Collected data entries
-------------------------

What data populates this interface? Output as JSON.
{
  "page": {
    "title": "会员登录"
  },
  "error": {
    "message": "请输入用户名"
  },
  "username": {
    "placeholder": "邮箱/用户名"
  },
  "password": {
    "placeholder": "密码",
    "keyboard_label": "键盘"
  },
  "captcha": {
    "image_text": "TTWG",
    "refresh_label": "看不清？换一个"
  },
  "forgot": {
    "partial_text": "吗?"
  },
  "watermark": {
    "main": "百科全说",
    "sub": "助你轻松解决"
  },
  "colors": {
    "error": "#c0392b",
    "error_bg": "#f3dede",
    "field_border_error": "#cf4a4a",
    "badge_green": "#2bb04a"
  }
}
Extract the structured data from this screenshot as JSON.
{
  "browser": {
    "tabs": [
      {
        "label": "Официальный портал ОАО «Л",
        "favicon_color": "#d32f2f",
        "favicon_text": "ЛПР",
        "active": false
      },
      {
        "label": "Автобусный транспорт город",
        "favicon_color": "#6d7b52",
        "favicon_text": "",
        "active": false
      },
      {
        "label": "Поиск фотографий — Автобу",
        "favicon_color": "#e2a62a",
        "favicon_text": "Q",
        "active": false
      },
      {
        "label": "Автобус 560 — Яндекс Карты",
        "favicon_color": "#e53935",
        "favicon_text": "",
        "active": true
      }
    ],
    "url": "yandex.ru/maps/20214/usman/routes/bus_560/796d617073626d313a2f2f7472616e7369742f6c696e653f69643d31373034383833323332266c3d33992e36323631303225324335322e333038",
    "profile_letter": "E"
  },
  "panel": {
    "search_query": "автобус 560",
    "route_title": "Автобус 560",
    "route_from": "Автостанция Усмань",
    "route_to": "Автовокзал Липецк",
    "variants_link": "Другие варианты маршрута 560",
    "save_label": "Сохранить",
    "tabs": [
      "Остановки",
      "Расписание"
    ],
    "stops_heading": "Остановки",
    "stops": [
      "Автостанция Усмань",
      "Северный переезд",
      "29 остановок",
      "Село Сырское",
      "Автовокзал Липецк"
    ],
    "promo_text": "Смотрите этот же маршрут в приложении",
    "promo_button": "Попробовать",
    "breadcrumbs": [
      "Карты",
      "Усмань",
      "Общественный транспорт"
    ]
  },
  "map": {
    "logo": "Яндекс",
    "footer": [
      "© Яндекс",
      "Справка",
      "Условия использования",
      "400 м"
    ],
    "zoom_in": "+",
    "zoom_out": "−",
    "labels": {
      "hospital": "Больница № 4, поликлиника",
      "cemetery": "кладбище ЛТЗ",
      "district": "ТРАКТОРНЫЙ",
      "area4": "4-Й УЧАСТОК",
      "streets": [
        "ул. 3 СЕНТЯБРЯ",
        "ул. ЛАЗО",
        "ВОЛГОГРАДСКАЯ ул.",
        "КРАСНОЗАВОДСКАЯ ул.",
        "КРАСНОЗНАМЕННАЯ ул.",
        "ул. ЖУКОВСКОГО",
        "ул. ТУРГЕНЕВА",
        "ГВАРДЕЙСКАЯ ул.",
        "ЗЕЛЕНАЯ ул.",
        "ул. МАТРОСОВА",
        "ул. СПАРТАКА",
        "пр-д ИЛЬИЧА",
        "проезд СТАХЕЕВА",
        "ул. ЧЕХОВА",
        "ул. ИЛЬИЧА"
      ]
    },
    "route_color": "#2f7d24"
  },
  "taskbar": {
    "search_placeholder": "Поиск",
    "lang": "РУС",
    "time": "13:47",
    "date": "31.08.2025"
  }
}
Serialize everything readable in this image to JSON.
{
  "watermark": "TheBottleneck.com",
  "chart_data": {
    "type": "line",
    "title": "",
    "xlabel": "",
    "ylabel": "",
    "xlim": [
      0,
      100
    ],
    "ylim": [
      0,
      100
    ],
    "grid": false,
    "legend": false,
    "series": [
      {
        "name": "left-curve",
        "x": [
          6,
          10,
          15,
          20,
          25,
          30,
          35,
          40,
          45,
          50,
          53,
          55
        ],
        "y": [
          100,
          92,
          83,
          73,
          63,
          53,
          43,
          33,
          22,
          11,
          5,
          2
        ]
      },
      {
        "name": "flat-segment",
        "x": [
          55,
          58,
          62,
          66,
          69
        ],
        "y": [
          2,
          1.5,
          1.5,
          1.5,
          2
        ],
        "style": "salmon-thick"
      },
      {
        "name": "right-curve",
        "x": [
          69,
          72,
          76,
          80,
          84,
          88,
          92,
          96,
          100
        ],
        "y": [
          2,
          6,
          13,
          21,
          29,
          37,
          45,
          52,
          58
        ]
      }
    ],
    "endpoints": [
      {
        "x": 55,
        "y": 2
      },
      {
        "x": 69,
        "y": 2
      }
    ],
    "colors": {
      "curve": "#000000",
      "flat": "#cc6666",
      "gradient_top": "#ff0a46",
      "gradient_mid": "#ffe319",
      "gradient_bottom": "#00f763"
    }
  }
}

-------------------------

▶ [PROBLEM STATEMENT]
Your task is to write out the lines from the one with "Serialize everything readable" through the end of the records, exactly and with nothing added.

▶ [RESULT OF THE TASK]
Serialize everything readable in this image to JSON.
{
  "watermark": "TheBottleneck.com",
  "chart_data": {
    "type": "line",
    "title": "",
    "xlabel": "",
    "ylabel": "",
    "xlim": [
      0,
      100
    ],
    "ylim": [
      0,
      100
    ],
    "grid": false,
    "legend": false,
    "series": [
      {
        "name": "left-curve",
        "x": [
          6,
          10,
          15,
          20,
          25,
          30,
          35,
          40,
          45,
          50,
          53,
          55
        ],
        "y": [
          100,
          92,
          83,
          73,
          63,
          53,
          43,
          33,
          22,
          11,
          5,
          2
        ]
      },
      {
        "name": "flat-segment",
        "x": [
          55,
          58,
          62,
          66,
          69
        ],
        "y": [
          2,
          1.5,
          1.5,
          1.5,
          2
        ],
        "style": "salmon-thick"
      },
      {
        "name": "right-curve",
        "x": [
          69,
          72,
          76,
          80,
          84,
          88,
          92,
          96,
          100
        ],
        "y": [
          2,
          6,
          13,
          21,
          29,
          37,
          45,
          52,
          58
        ]
      }
    ],
    "endpoints": [
      {
        "x": 55,
        "y": 2
      },
      {
        "x": 69,
        "y": 2
      }
    ],
    "colors": {
      "curve": "#000000",
      "flat": "#cc6666",
      "gradient_top": "#ff0a46",
      "gradient_mid": "#ffe319",
      "gradient_bottom": "#00f763"
    }
  }
}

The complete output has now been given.